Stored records
———
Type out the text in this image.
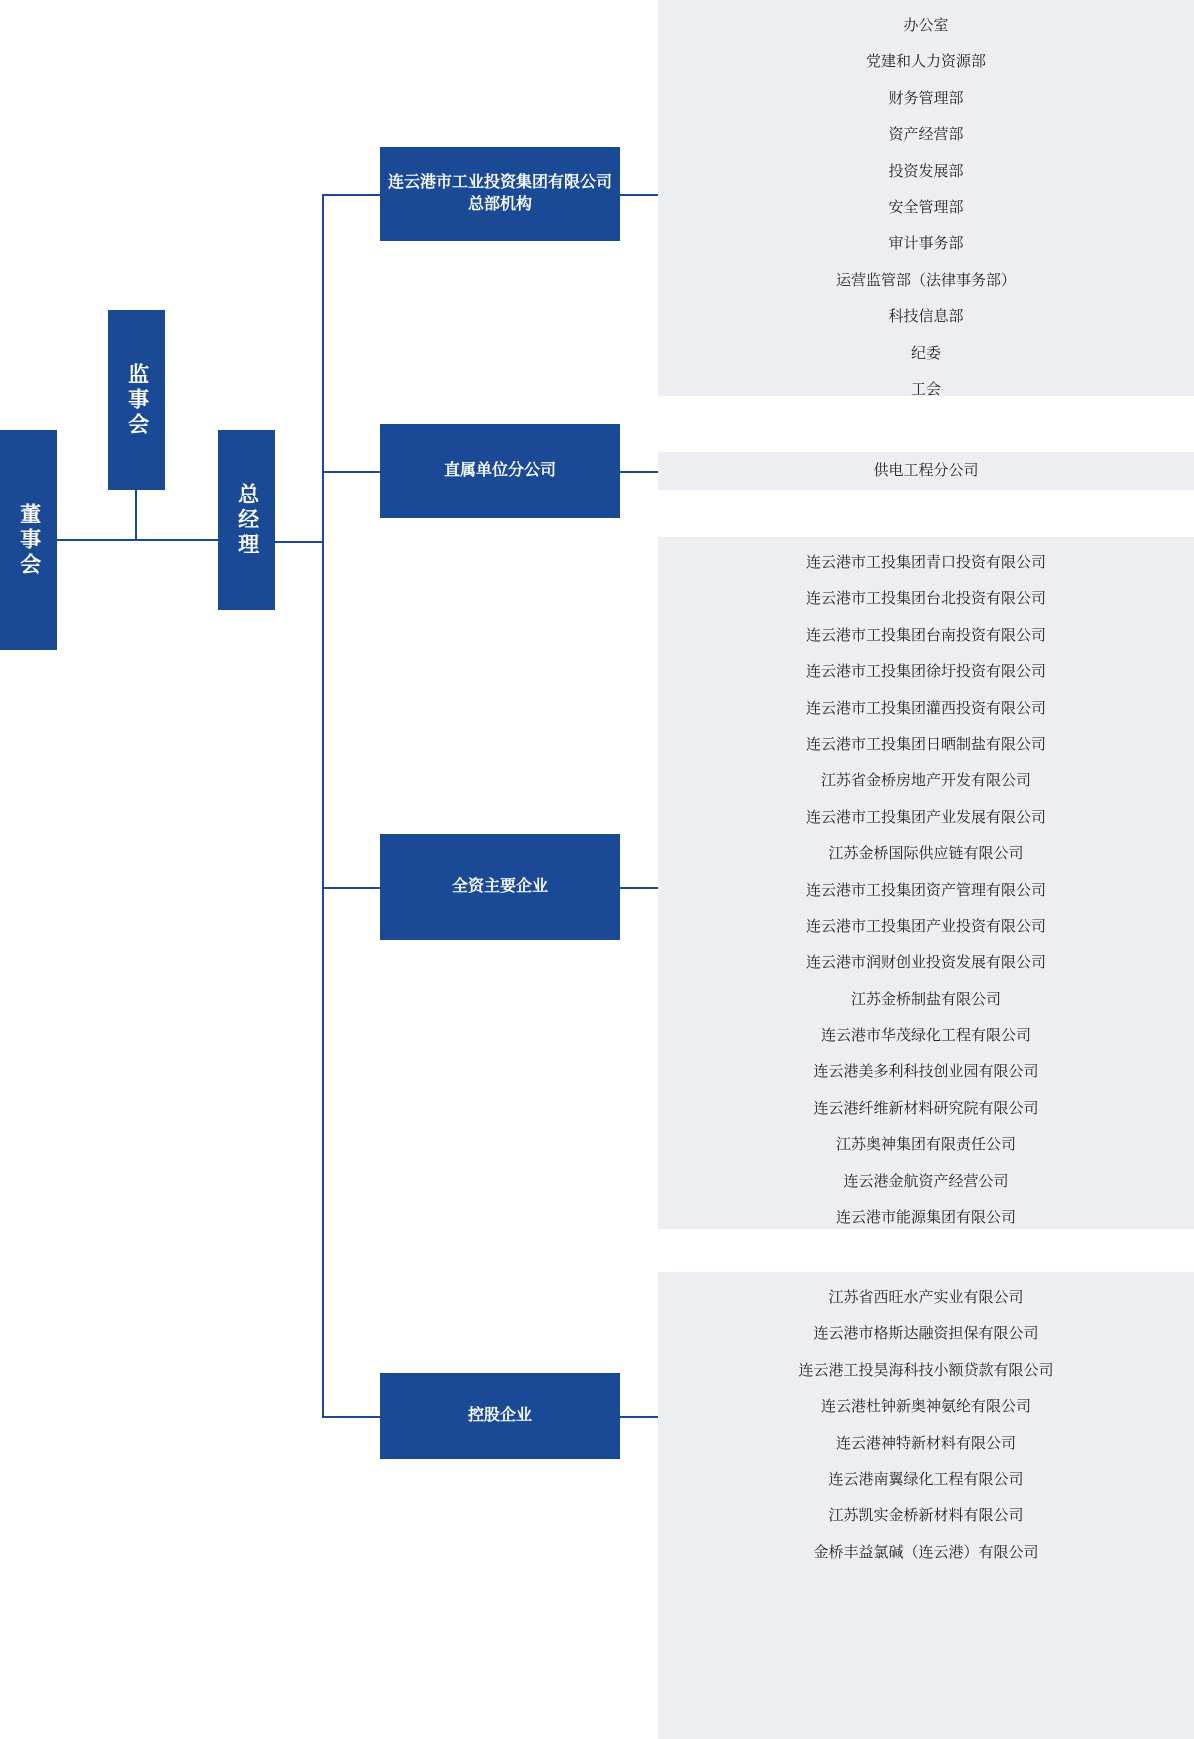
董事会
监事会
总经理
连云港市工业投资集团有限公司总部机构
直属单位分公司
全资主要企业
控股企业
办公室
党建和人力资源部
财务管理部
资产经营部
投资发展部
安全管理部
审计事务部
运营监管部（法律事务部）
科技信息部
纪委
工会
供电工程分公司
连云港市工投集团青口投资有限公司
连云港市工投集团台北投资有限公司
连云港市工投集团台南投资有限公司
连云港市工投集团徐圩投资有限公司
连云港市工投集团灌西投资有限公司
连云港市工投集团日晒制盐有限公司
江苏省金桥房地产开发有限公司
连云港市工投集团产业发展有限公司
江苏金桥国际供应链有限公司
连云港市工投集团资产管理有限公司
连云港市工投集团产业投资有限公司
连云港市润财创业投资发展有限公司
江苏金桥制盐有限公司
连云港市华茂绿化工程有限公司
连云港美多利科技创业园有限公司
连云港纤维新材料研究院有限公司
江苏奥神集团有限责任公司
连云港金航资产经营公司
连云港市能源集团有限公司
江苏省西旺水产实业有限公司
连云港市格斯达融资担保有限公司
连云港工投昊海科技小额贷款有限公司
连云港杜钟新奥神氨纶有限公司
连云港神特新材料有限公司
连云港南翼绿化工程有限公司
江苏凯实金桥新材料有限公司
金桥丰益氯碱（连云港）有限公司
———
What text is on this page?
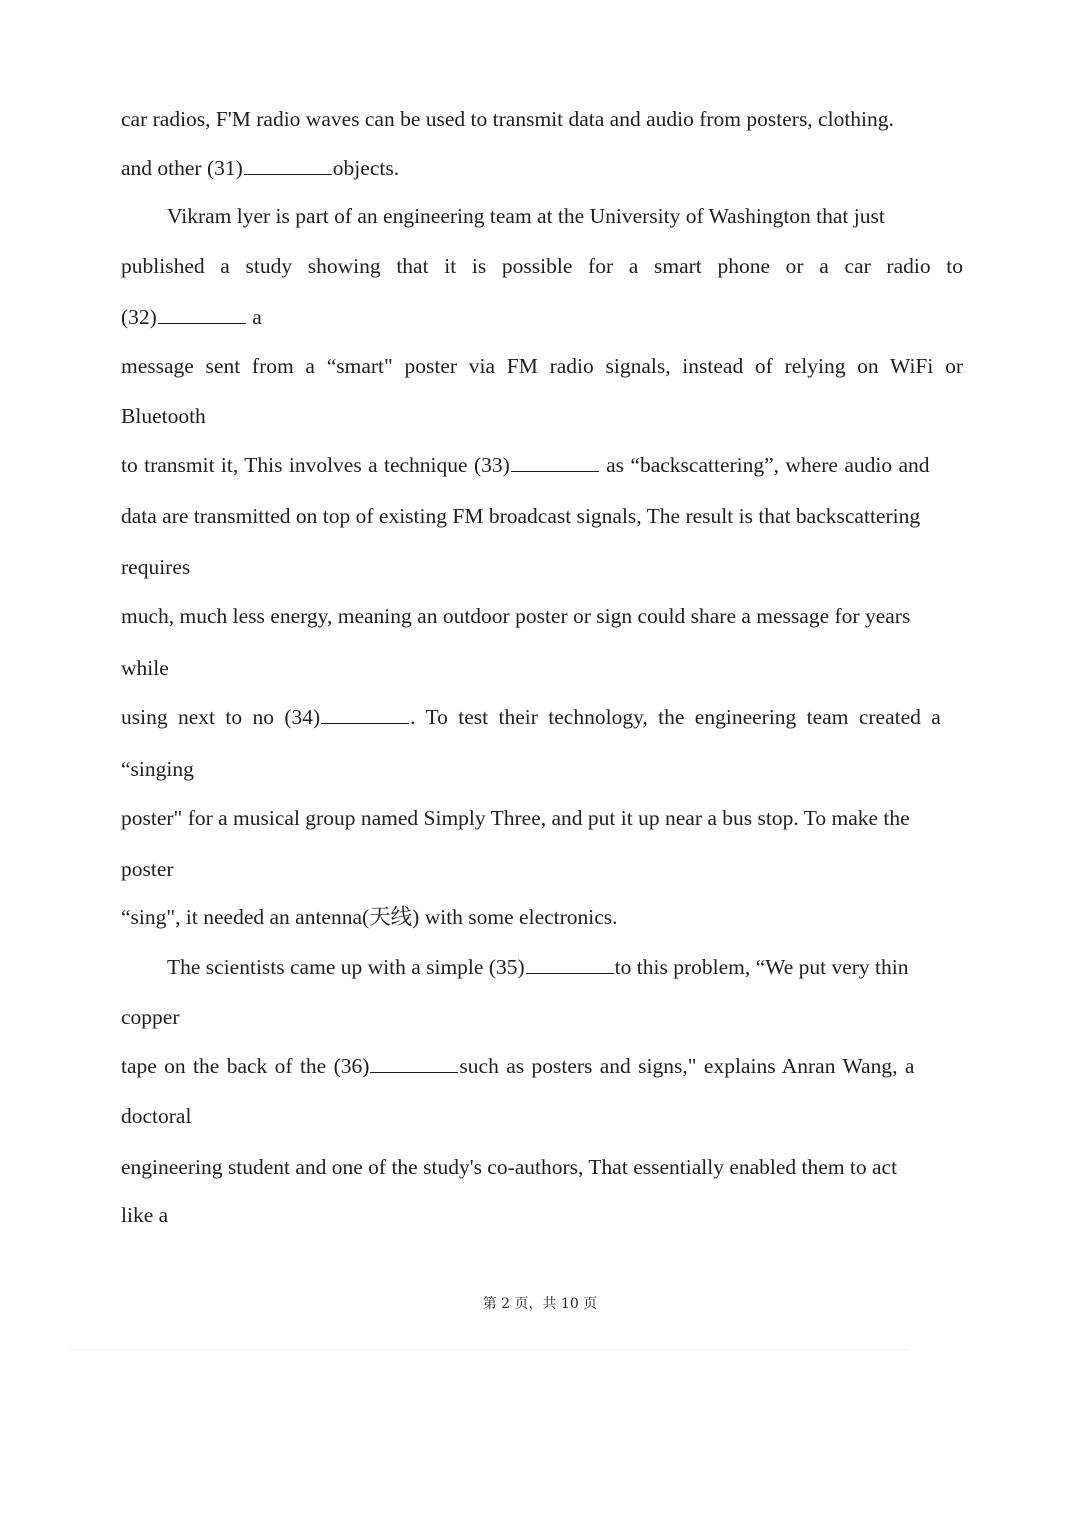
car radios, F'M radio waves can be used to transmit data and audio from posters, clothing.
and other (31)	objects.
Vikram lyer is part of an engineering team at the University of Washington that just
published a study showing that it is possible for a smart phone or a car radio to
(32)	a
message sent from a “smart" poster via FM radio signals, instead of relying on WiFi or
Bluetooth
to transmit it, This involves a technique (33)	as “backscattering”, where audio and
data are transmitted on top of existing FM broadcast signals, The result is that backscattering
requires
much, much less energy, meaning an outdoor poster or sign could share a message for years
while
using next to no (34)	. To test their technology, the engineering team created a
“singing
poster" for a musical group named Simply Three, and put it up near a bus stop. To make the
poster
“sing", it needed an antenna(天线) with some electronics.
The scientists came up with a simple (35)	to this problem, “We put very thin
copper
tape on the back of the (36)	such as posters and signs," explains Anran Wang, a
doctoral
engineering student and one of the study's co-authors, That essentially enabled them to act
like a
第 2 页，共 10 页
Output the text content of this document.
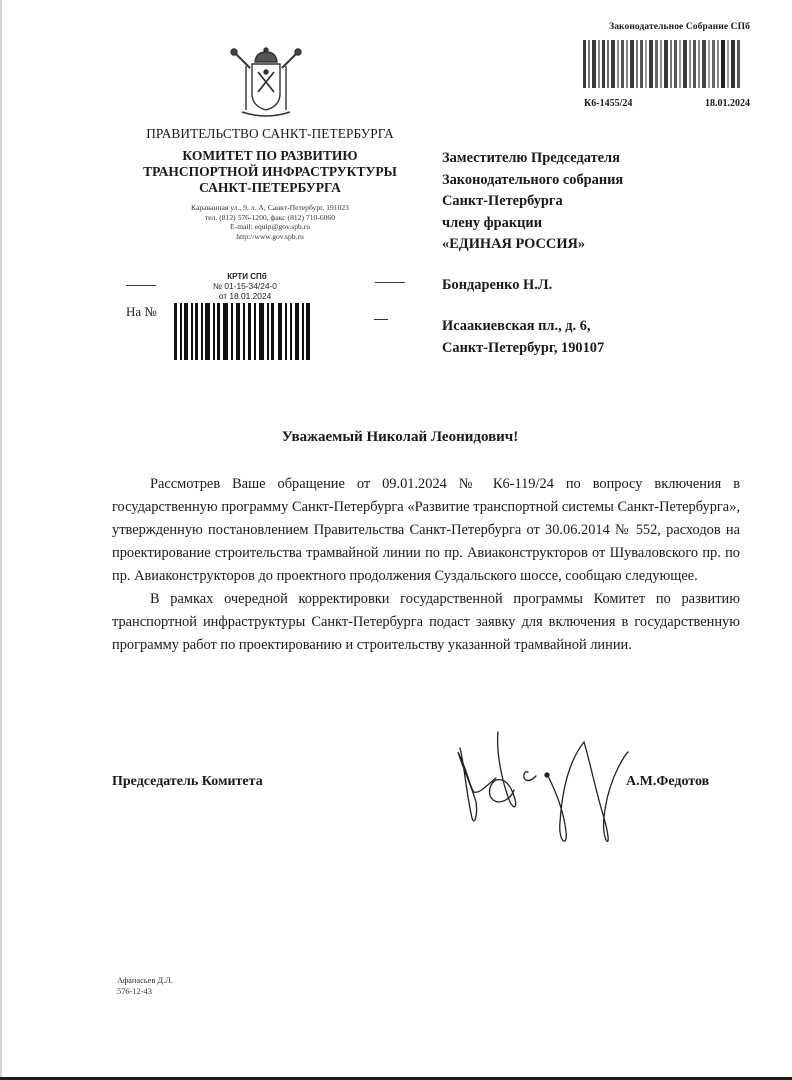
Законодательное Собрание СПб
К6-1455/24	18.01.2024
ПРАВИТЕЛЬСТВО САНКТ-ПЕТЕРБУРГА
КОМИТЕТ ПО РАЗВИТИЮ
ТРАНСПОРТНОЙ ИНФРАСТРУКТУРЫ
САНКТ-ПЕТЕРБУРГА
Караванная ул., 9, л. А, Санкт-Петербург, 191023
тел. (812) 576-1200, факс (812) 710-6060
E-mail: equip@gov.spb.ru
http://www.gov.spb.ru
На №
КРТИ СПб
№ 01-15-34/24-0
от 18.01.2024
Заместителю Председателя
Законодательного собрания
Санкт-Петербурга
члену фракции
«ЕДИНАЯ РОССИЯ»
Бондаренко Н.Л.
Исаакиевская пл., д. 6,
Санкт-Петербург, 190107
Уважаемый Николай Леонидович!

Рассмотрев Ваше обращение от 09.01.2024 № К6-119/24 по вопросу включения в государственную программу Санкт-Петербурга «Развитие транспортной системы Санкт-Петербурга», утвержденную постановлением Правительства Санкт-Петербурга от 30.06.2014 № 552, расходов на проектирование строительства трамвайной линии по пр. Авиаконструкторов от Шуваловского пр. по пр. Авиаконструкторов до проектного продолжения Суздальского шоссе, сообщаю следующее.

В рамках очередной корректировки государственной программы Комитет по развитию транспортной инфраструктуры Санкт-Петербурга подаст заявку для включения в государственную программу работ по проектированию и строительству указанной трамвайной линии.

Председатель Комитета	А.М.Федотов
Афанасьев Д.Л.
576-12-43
———
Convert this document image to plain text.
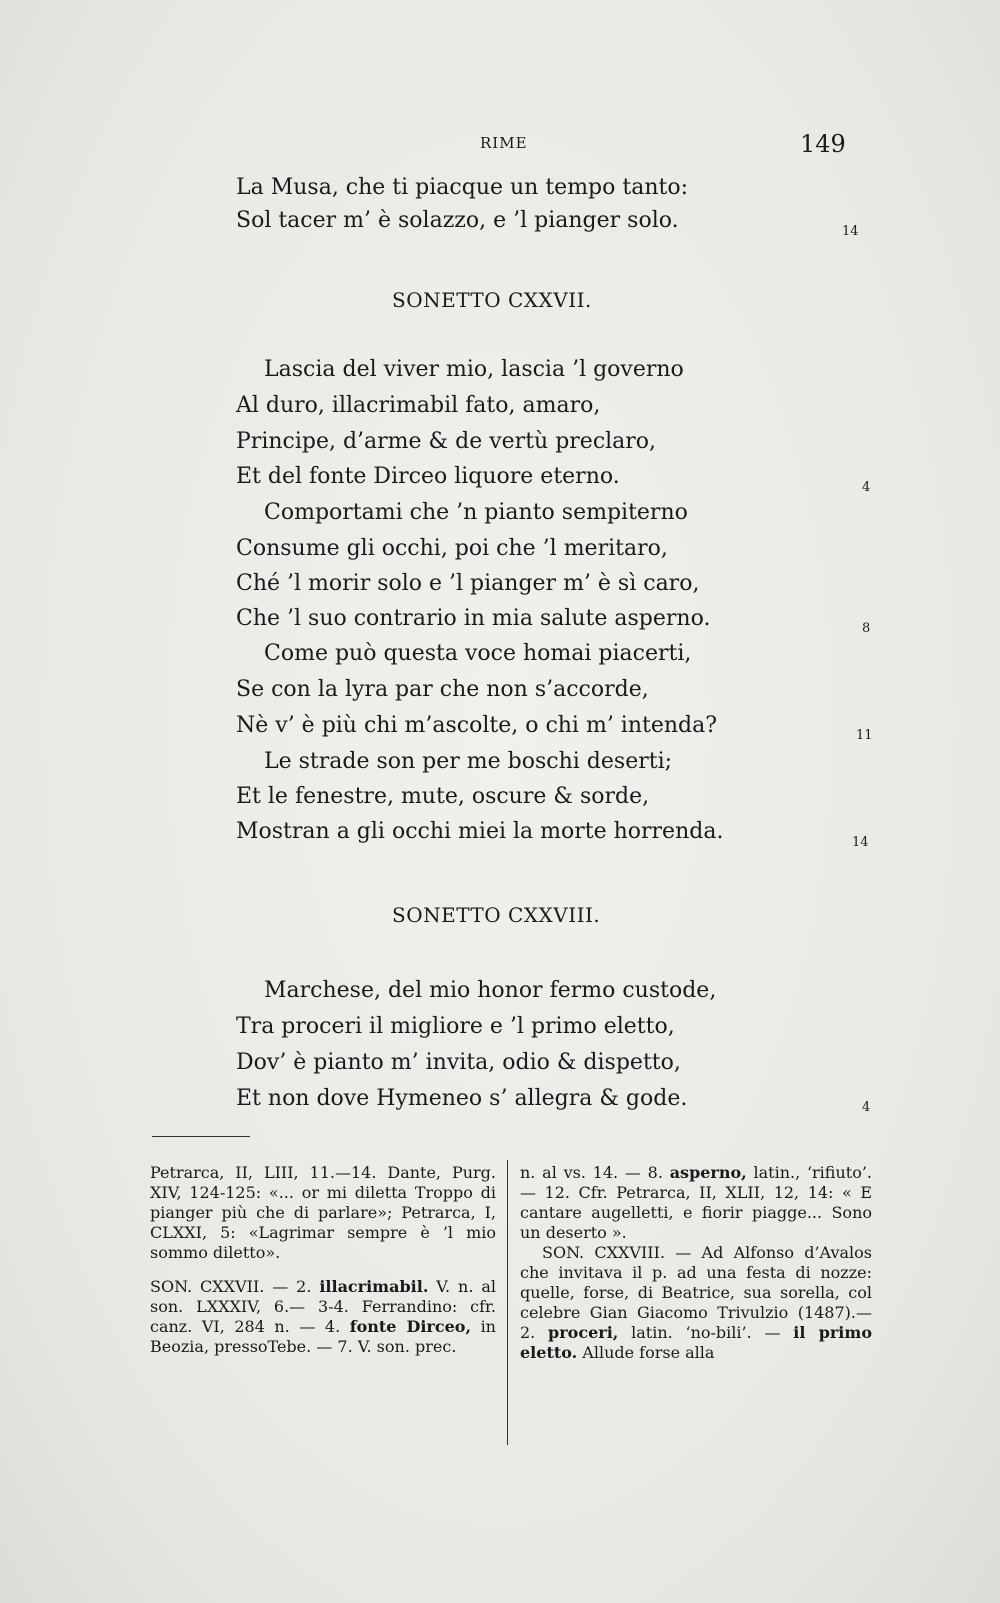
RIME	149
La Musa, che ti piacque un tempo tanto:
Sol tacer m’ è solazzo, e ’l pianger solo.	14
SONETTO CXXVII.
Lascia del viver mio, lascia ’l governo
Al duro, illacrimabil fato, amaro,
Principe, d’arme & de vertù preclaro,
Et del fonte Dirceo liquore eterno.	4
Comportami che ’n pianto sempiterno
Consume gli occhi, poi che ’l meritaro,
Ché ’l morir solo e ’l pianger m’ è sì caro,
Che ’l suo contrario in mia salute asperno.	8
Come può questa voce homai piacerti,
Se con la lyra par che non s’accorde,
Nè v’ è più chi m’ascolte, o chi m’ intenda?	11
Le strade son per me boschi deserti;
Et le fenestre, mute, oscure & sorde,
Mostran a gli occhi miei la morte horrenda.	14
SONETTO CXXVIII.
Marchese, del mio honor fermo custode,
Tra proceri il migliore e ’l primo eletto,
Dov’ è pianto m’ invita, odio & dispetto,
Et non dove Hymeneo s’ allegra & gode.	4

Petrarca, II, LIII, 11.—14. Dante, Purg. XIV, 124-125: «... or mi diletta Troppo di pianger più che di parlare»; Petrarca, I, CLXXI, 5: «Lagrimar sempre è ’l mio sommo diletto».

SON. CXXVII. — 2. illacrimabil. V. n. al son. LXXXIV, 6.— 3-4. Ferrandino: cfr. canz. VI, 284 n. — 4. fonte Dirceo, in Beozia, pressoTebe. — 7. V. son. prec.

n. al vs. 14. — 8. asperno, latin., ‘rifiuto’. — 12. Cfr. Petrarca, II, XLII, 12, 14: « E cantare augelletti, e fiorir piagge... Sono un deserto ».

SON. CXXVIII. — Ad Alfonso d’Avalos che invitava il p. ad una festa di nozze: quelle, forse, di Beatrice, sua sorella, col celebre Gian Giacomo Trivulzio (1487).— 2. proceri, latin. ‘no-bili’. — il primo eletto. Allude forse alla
———
■ **WHAT NEEDS TO BE DONE**
Show every line that contains the word "illacrimabil".

■ **SOLUTION TO THE EXERCISE**
Al duro, illacrimabil fato, amaro,
SON. CXXVII. — 2. illacrimabil. V. n. al son. LXXXIV, 6.— 3-4. Ferrandino: cfr. canz. VI, 284 n. — 4. fonte Dirceo, in Beozia, pressoTebe. — 7. V. son. prec.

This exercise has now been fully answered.